EXERCISE:
Scan the data for "информационно" and copy the lines it appears in.

* Begin RECORDS FOR PROCESSING *

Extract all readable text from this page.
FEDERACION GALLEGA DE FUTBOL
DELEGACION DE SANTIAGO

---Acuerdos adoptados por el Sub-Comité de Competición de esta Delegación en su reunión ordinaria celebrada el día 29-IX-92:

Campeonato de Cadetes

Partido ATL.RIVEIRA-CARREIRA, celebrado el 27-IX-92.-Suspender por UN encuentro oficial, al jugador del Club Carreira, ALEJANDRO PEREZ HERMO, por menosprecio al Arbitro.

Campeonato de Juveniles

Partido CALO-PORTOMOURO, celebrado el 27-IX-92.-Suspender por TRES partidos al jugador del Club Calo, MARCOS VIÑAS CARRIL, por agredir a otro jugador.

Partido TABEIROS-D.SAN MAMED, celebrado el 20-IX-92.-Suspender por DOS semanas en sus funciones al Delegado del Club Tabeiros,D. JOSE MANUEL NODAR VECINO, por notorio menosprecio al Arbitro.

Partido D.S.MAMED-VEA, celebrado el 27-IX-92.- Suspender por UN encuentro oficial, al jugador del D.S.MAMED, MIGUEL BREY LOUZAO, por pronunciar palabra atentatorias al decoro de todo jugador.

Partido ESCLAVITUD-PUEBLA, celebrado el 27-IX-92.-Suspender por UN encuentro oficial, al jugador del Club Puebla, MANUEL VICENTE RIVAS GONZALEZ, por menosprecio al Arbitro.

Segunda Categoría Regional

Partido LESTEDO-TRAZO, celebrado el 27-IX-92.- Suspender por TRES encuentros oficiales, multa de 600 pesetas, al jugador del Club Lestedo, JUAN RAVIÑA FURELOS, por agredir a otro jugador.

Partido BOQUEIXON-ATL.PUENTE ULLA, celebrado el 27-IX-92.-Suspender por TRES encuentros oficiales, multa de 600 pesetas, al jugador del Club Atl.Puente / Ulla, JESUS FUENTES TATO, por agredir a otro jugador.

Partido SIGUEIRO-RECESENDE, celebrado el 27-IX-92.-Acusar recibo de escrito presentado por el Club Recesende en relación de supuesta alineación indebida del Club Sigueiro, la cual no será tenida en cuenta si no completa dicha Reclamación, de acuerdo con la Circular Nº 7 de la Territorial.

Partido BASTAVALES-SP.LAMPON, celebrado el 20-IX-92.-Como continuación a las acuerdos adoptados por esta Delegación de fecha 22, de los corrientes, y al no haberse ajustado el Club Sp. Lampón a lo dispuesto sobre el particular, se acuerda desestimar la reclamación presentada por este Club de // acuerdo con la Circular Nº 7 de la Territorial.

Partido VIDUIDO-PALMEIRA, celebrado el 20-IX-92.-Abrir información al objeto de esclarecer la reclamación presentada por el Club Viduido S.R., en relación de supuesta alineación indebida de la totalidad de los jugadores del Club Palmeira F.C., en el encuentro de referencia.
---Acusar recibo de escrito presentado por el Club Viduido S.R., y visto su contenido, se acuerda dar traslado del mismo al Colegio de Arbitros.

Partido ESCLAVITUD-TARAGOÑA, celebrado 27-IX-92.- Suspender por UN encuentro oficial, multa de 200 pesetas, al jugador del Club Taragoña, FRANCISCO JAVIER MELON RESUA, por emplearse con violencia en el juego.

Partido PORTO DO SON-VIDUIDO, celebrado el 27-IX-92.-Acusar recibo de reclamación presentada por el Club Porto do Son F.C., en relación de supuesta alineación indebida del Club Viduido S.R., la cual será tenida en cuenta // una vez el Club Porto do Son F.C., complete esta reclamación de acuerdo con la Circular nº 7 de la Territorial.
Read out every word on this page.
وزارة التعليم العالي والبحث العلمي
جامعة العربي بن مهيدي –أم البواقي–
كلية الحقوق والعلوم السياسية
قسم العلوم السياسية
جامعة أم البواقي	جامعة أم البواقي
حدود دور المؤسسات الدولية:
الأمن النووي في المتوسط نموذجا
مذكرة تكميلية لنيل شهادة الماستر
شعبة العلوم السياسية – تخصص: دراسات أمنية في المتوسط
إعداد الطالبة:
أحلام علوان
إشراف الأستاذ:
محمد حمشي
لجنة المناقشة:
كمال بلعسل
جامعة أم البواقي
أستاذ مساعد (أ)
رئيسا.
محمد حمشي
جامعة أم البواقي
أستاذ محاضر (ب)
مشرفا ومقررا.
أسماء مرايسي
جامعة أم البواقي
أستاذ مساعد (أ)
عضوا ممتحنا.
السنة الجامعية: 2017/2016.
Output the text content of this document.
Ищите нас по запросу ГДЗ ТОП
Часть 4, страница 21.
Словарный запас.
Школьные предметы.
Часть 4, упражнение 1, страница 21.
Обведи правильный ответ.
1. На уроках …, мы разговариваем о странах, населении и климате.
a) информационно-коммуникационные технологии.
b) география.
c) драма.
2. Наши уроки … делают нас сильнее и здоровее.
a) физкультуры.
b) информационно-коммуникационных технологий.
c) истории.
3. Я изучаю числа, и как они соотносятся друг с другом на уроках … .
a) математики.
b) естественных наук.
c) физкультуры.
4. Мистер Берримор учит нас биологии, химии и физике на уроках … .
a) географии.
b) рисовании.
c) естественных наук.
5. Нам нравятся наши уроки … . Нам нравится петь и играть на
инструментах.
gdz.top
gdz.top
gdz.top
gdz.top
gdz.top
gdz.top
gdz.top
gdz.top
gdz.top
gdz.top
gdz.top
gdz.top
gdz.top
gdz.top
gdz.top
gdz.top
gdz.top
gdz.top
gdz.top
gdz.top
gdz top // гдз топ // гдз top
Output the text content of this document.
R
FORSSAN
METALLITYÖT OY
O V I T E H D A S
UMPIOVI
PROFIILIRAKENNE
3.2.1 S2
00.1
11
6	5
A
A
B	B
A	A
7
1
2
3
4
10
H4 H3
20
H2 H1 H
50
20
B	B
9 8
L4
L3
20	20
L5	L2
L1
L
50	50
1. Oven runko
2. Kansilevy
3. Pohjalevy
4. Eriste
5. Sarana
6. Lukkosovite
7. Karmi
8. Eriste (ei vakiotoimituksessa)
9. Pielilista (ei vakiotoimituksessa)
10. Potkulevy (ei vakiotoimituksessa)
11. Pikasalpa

* End RECORDS FOR PROCESSING *

THE REPLY:
a) информационно-коммуникационные технологии.
b) информационно-коммуникационных технологий.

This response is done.